-- begin Records for this exercise --

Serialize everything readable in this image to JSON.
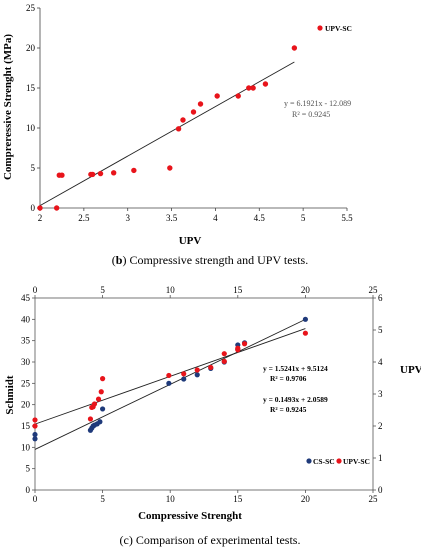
{
  "chart_data": [
    {
      "type": "scatter",
      "title": "",
      "xlabel": "UPV",
      "ylabel": "Compreressive Strenght (MPa)",
      "xlim": [
        2,
        5.5
      ],
      "ylim": [
        0,
        25
      ],
      "xticks": [
        "2",
        "2.5",
        "3",
        "3.5",
        "4",
        "4.5",
        "5",
        "5.5"
      ],
      "yticks": [
        "0",
        "5",
        "10",
        "15",
        "20",
        "25"
      ],
      "grid": false,
      "legend": "top-right",
      "series": [
        {
          "name": "UPV-SC",
          "color": "#e8141b",
          "points": [
            [
              2.0,
              0.0
            ],
            [
              2.19,
              0.0
            ],
            [
              2.22,
              4.1
            ],
            [
              2.25,
              4.1
            ],
            [
              2.58,
              4.2
            ],
            [
              2.6,
              4.2
            ],
            [
              2.69,
              4.3
            ],
            [
              2.84,
              4.4
            ],
            [
              3.07,
              4.7
            ],
            [
              3.48,
              5.0
            ],
            [
              3.58,
              9.9
            ],
            [
              3.63,
              11.0
            ],
            [
              3.75,
              12.0
            ],
            [
              3.83,
              13.0
            ],
            [
              4.02,
              14.0
            ],
            [
              4.26,
              14.0
            ],
            [
              4.38,
              15.0
            ],
            [
              4.43,
              15.0
            ],
            [
              4.57,
              15.5
            ],
            [
              4.9,
              20.0
            ]
          ]
        }
      ],
      "trendline": {
        "slope": 6.1921,
        "intercept": -12.089,
        "x_range": [
          2.0,
          4.9
        ],
        "equation": "y = 6.1921x - 12.089",
        "r2": "R² = 0.9245"
      },
      "caption_bold": "b",
      "caption_text": " Compressive strength and UPV tests."
    },
    {
      "type": "scatter",
      "title": "",
      "xlabel": "Compressive Strenght",
      "ylabel": "Schmidt",
      "y2label": "UPV",
      "xlim": [
        0,
        25
      ],
      "ylim": [
        0,
        45
      ],
      "y2lim": [
        0,
        6
      ],
      "xticks": [
        "0",
        "5",
        "10",
        "15",
        "20",
        "25"
      ],
      "xticks_top": [
        "0",
        "5",
        "10",
        "15",
        "20",
        "25"
      ],
      "yticks": [
        "0",
        "5",
        "10",
        "15",
        "20",
        "25",
        "30",
        "35",
        "40",
        "45"
      ],
      "y2ticks": [
        "0",
        "1",
        "2",
        "3",
        "4",
        "5",
        "6"
      ],
      "grid": false,
      "legend": "bottom-right",
      "series": [
        {
          "name": "CS-SC",
          "color": "#1f3a7a",
          "axis": "left",
          "points": [
            [
              0,
              12
            ],
            [
              0,
              13
            ],
            [
              4.1,
              14
            ],
            [
              4.2,
              14.5
            ],
            [
              4.3,
              15
            ],
            [
              4.4,
              15.2
            ],
            [
              4.6,
              15.5
            ],
            [
              4.8,
              16
            ],
            [
              5.0,
              19
            ],
            [
              9.9,
              25
            ],
            [
              11.0,
              26
            ],
            [
              12.0,
              27
            ],
            [
              13.0,
              28.5
            ],
            [
              14.0,
              30
            ],
            [
              15.0,
              33
            ],
            [
              15.0,
              34
            ],
            [
              15.5,
              34.5
            ],
            [
              20.0,
              40
            ]
          ]
        },
        {
          "name": "UPV-SC",
          "color": "#e8141b",
          "axis": "right",
          "points": [
            [
              0,
              2.0
            ],
            [
              0,
              2.19
            ],
            [
              4.1,
              2.22
            ],
            [
              4.2,
              2.58
            ],
            [
              4.3,
              2.6
            ],
            [
              4.4,
              2.69
            ],
            [
              4.7,
              2.84
            ],
            [
              4.9,
              3.07
            ],
            [
              5.0,
              3.48
            ],
            [
              9.9,
              3.58
            ],
            [
              11.0,
              3.63
            ],
            [
              12.0,
              3.75
            ],
            [
              13.0,
              3.83
            ],
            [
              14.0,
              4.02
            ],
            [
              14.0,
              4.26
            ],
            [
              15.0,
              4.38
            ],
            [
              15.0,
              4.43
            ],
            [
              15.5,
              4.57
            ],
            [
              20.0,
              4.9
            ]
          ]
        }
      ],
      "trendlines": [
        {
          "axis": "left",
          "slope": 1.5241,
          "intercept": 9.5124,
          "x_range": [
            0,
            20
          ],
          "equation": "y = 1.5241x + 9.5124",
          "r2": "R² = 0.9706"
        },
        {
          "axis": "right",
          "slope": 0.1493,
          "intercept": 2.0589,
          "x_range": [
            0,
            20
          ],
          "equation": "y = 0.1493x + 2.0589",
          "r2": "R² = 0.9245"
        }
      ],
      "caption_bold": "",
      "caption_text": "(c) Comparison of experimental tests."
    }
  ]
}
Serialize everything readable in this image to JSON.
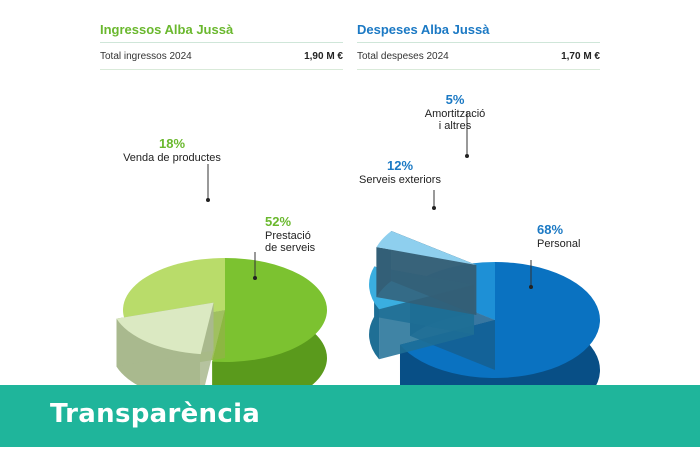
{
  "income": {
    "title": "Ingressos Alba Jussà",
    "total_label": "Total ingressos 2024",
    "total_value": "1,90 M €"
  },
  "expenses": {
    "title": "Despeses Alba Jussà",
    "total_label": "Total despeses 2024",
    "total_value": "1,70 M €"
  },
  "banner": {
    "title": "Transparència"
  },
  "colors": {
    "income_accent": "#6ab82e",
    "expense_accent": "#1b79c4",
    "banner": "#1fb59b"
  },
  "chart_data": [
    {
      "type": "pie",
      "title": "Ingressos Alba Jussà",
      "slices": [
        {
          "percent": "52%",
          "value": 52,
          "label_lines": [
            "Prestació",
            "de serveis"
          ],
          "color": "#7cc230",
          "side": "#5a9a1c",
          "exploded": false
        },
        {
          "percent": "18%",
          "value": 18,
          "label_lines": [
            "Venda de productes"
          ],
          "color": "#dbe9c2",
          "side": "#a9b98e",
          "exploded": true
        },
        {
          "percent": "",
          "value": 30,
          "label_lines": [],
          "color": "#b9dc6a",
          "side": "#8fb544",
          "exploded": false
        }
      ]
    },
    {
      "type": "pie",
      "title": "Despeses Alba Jussà",
      "slices": [
        {
          "percent": "68%",
          "value": 68,
          "label_lines": [
            "Personal"
          ],
          "color": "#0a72c1",
          "side": "#084f86",
          "exploded": false
        },
        {
          "percent": "12%",
          "value": 12,
          "label_lines": [
            "Serveis exteriors"
          ],
          "color": "#3aaee0",
          "side": "#1f6f95",
          "exploded": true
        },
        {
          "percent": "5%",
          "value": 5,
          "label_lines": [
            "Amortització",
            "i altres"
          ],
          "color": "#8ecfee",
          "side": "#345f77",
          "exploded": true
        },
        {
          "percent": "",
          "value": 15,
          "label_lines": [],
          "color": "#1e90d6",
          "side": "#155f90",
          "exploded": false
        }
      ]
    }
  ]
}
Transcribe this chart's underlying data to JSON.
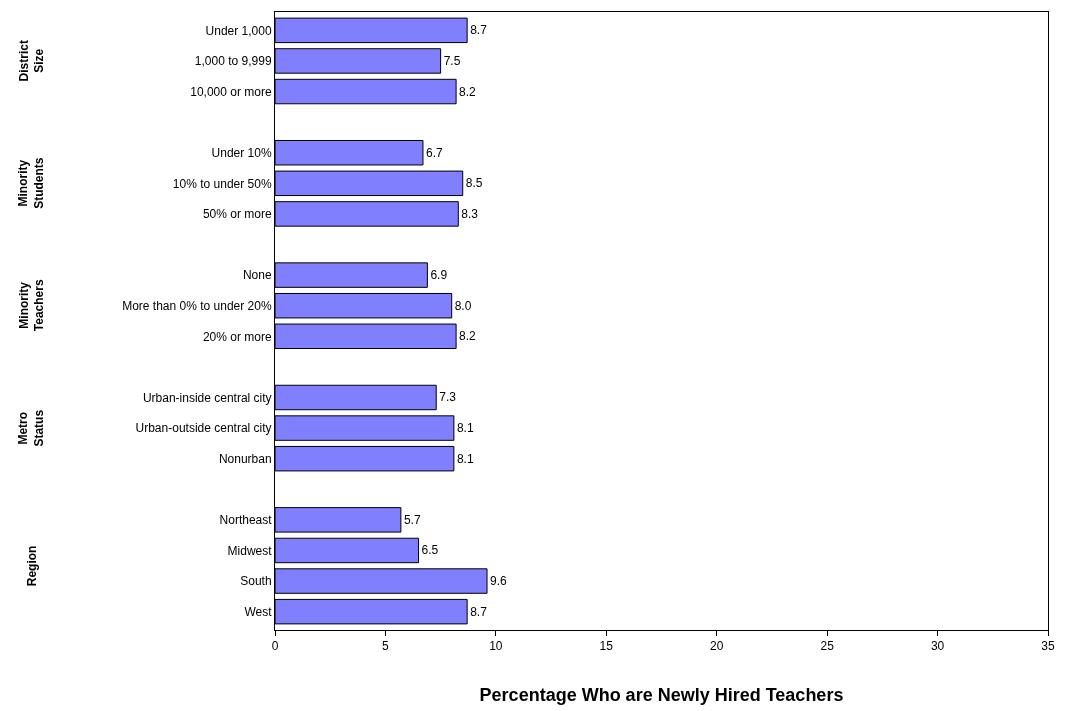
{
  "chart_data": {
    "type": "bar",
    "orientation": "horizontal",
    "xlabel": "Percentage Who are Newly Hired Teachers",
    "categories": [
      "Under 1,000",
      "1,000 to 9,999",
      "10,000 or more",
      null,
      "Under 10%",
      "10% to under 50%",
      "50% or more",
      null,
      "None",
      "More than 0% to under 20%",
      "20% or more",
      null,
      "Urban-inside central city",
      "Urban-outside central city",
      "Nonurban",
      null,
      "Northeast",
      "Midwest",
      "South",
      "West"
    ],
    "values": [
      8.7,
      7.5,
      8.2,
      null,
      6.7,
      8.5,
      8.3,
      null,
      6.9,
      8.0,
      8.2,
      null,
      7.3,
      8.1,
      8.1,
      null,
      5.7,
      6.5,
      9.6,
      8.7
    ],
    "value_labels": [
      "8.7",
      "7.5",
      "8.2",
      null,
      "6.7",
      "8.5",
      "8.3",
      null,
      "6.9",
      "8.0",
      "8.2",
      null,
      "7.3",
      "8.1",
      "8.1",
      null,
      "5.7",
      "6.5",
      "9.6",
      "8.7"
    ],
    "color": "#8080ff",
    "xlim": [
      0,
      35
    ],
    "xticks": [
      0,
      5,
      10,
      15,
      20,
      25,
      30,
      35
    ],
    "annotations": [
      "District\nSize",
      "Minority\nStudents",
      "Minority\nTeachers",
      "Metro\nStatus",
      "Region"
    ],
    "legend": false
  }
}
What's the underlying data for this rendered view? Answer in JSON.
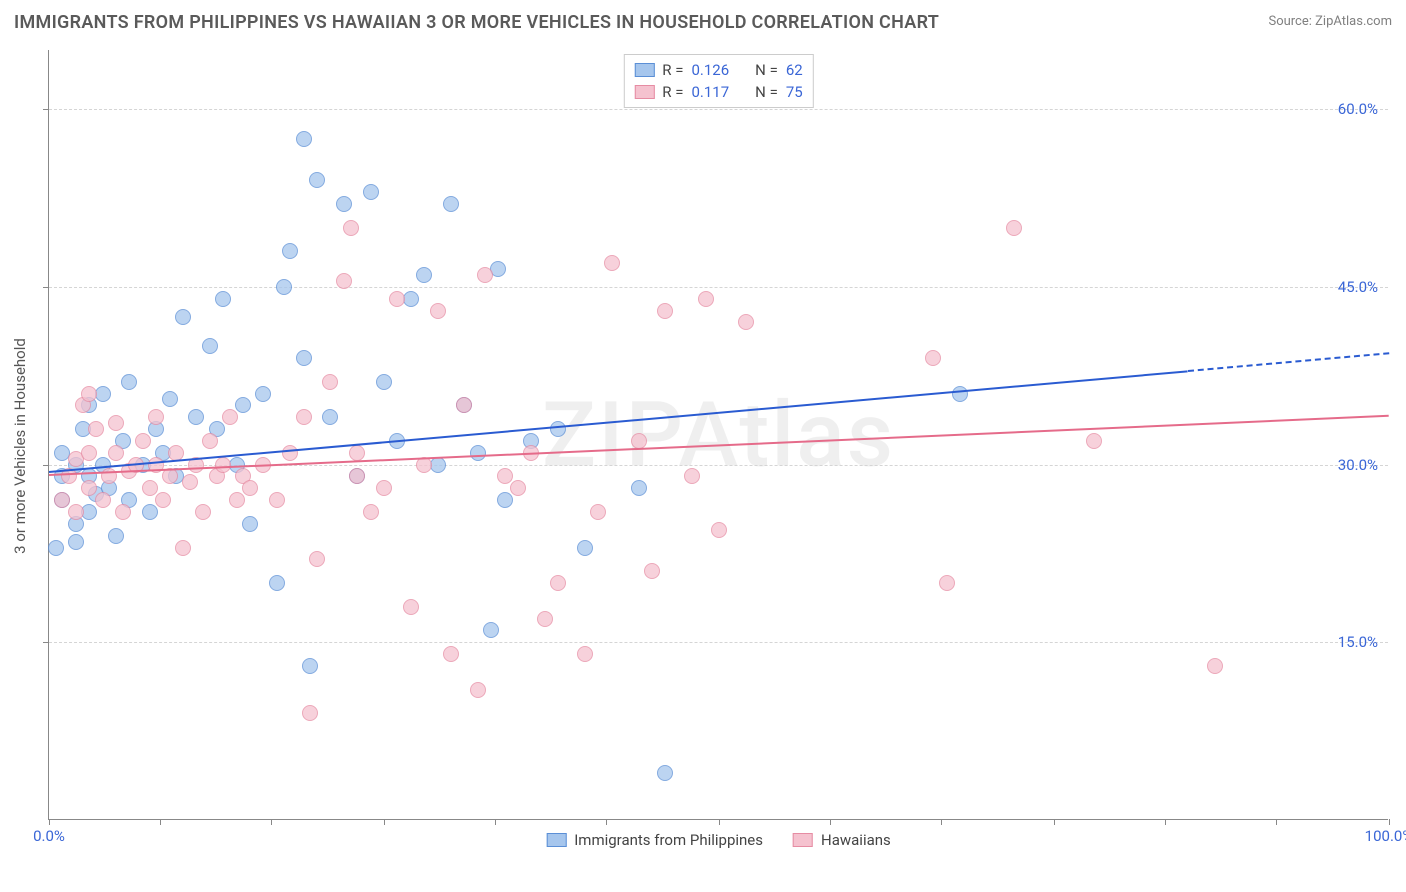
{
  "title": "IMMIGRANTS FROM PHILIPPINES VS HAWAIIAN 3 OR MORE VEHICLES IN HOUSEHOLD CORRELATION CHART",
  "source": "Source: ZipAtlas.com",
  "watermark": "ZIPAtlas",
  "chart": {
    "type": "scatter",
    "ylabel": "3 or more Vehicles in Household",
    "xlim": [
      0,
      100
    ],
    "ylim": [
      0,
      65
    ],
    "xtick_labels": [
      {
        "v": 0,
        "label": "0.0%"
      },
      {
        "v": 100,
        "label": "100.0%"
      }
    ],
    "xtick_positions": [
      0,
      8.3,
      16.6,
      25,
      33.3,
      41.6,
      50,
      58.3,
      66.6,
      75,
      83.3,
      91.6,
      100
    ],
    "ytick_labels": [
      {
        "v": 15,
        "label": "15.0%"
      },
      {
        "v": 30,
        "label": "30.0%"
      },
      {
        "v": 45,
        "label": "45.0%"
      },
      {
        "v": 60,
        "label": "60.0%"
      }
    ],
    "grid_y": [
      15,
      30,
      45,
      60
    ],
    "background_color": "#ffffff",
    "grid_color": "#d5d5d5",
    "axis_color": "#888888",
    "label_fontsize": 15,
    "title_fontsize": 18,
    "title_color": "#5a5a5a",
    "tick_color": "#3a66d6",
    "marker_radius": 8,
    "marker_border_width": 1.5,
    "trend_line_width": 2
  },
  "series": [
    {
      "name": "Immigrants from Philippines",
      "fill_color": "#a6c6ed",
      "stroke_color": "#5b8fd6",
      "line_color": "#2a5bd1",
      "R": "0.126",
      "N": "62",
      "trend": {
        "y_at_x0": 29.5,
        "y_at_x100": 39.5,
        "dash_from_x": 85
      },
      "points": [
        [
          1,
          29
        ],
        [
          1,
          27
        ],
        [
          1,
          31
        ],
        [
          2,
          25
        ],
        [
          2,
          23.5
        ],
        [
          2,
          30
        ],
        [
          2.5,
          33
        ],
        [
          3,
          26
        ],
        [
          3,
          29
        ],
        [
          3,
          35
        ],
        [
          3.5,
          27.5
        ],
        [
          4,
          30
        ],
        [
          4,
          36
        ],
        [
          4.5,
          28
        ],
        [
          5,
          24
        ],
        [
          5.5,
          32
        ],
        [
          6,
          27
        ],
        [
          6,
          37
        ],
        [
          7,
          30
        ],
        [
          7.5,
          26
        ],
        [
          8,
          33
        ],
        [
          8.5,
          31
        ],
        [
          9,
          35.5
        ],
        [
          9.5,
          29
        ],
        [
          10,
          42.5
        ],
        [
          11,
          34
        ],
        [
          12,
          40
        ],
        [
          12.5,
          33
        ],
        [
          13,
          44
        ],
        [
          14,
          30
        ],
        [
          14.5,
          35
        ],
        [
          15,
          25
        ],
        [
          16,
          36
        ],
        [
          17,
          20
        ],
        [
          17.5,
          45
        ],
        [
          18,
          48
        ],
        [
          19,
          39
        ],
        [
          19.5,
          13
        ],
        [
          19,
          57.5
        ],
        [
          20,
          54
        ],
        [
          21,
          34
        ],
        [
          22,
          52
        ],
        [
          23,
          29
        ],
        [
          24,
          53
        ],
        [
          25,
          37
        ],
        [
          26,
          32
        ],
        [
          27,
          44
        ],
        [
          28,
          46
        ],
        [
          29,
          30
        ],
        [
          30,
          52
        ],
        [
          31,
          35
        ],
        [
          32,
          31
        ],
        [
          33,
          16
        ],
        [
          33.5,
          46.5
        ],
        [
          34,
          27
        ],
        [
          36,
          32
        ],
        [
          38,
          33
        ],
        [
          40,
          23
        ],
        [
          44,
          28
        ],
        [
          46,
          4
        ],
        [
          68,
          36
        ],
        [
          0.5,
          23
        ]
      ]
    },
    {
      "name": "Hawaiians",
      "fill_color": "#f5c2cf",
      "stroke_color": "#e68ca3",
      "line_color": "#e56b8a",
      "R": "0.117",
      "N": "75",
      "trend": {
        "y_at_x0": 29.2,
        "y_at_x100": 34.2,
        "dash_from_x": 100
      },
      "points": [
        [
          1,
          27
        ],
        [
          1.5,
          29
        ],
        [
          2,
          26
        ],
        [
          2,
          30.5
        ],
        [
          2.5,
          35
        ],
        [
          3,
          28
        ],
        [
          3,
          31
        ],
        [
          3.5,
          33
        ],
        [
          3,
          36
        ],
        [
          4,
          27
        ],
        [
          4.5,
          29
        ],
        [
          5,
          31
        ],
        [
          5,
          33.5
        ],
        [
          5.5,
          26
        ],
        [
          6,
          29.5
        ],
        [
          6.5,
          30
        ],
        [
          7,
          32
        ],
        [
          7.5,
          28
        ],
        [
          8,
          30
        ],
        [
          8,
          34
        ],
        [
          8.5,
          27
        ],
        [
          9,
          29
        ],
        [
          9.5,
          31
        ],
        [
          10,
          23
        ],
        [
          10.5,
          28.5
        ],
        [
          11,
          30
        ],
        [
          11.5,
          26
        ],
        [
          12,
          32
        ],
        [
          12.5,
          29
        ],
        [
          13,
          30
        ],
        [
          13.5,
          34
        ],
        [
          14,
          27
        ],
        [
          14.5,
          29
        ],
        [
          15,
          28
        ],
        [
          16,
          30
        ],
        [
          17,
          27
        ],
        [
          18,
          31
        ],
        [
          19,
          34
        ],
        [
          19.5,
          9
        ],
        [
          20,
          22
        ],
        [
          21,
          37
        ],
        [
          22,
          45.5
        ],
        [
          22.5,
          50
        ],
        [
          23,
          31
        ],
        [
          23,
          29
        ],
        [
          24,
          26
        ],
        [
          25,
          28
        ],
        [
          26,
          44
        ],
        [
          27,
          18
        ],
        [
          28,
          30
        ],
        [
          29,
          43
        ],
        [
          30,
          14
        ],
        [
          31,
          35
        ],
        [
          32,
          11
        ],
        [
          32.5,
          46
        ],
        [
          34,
          29
        ],
        [
          35,
          28
        ],
        [
          36,
          31
        ],
        [
          37,
          17
        ],
        [
          38,
          20
        ],
        [
          40,
          14
        ],
        [
          41,
          26
        ],
        [
          42,
          47
        ],
        [
          44,
          32
        ],
        [
          45,
          21
        ],
        [
          46,
          43
        ],
        [
          48,
          29
        ],
        [
          49,
          44
        ],
        [
          50,
          24.5
        ],
        [
          52,
          42
        ],
        [
          66,
          39
        ],
        [
          67,
          20
        ],
        [
          72,
          50
        ],
        [
          78,
          32
        ],
        [
          87,
          13
        ]
      ]
    }
  ],
  "legend_top": {
    "R_label": "R =",
    "N_label": "N ="
  },
  "legend_bottom": [
    {
      "series": 0
    },
    {
      "series": 1
    }
  ]
}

-- end Records for this exercise --

# What you should do
Which lines hold the word "Minority"? Show each one.

# Expected output
      "Minority\nStudents",
      "Minority\nTeachers",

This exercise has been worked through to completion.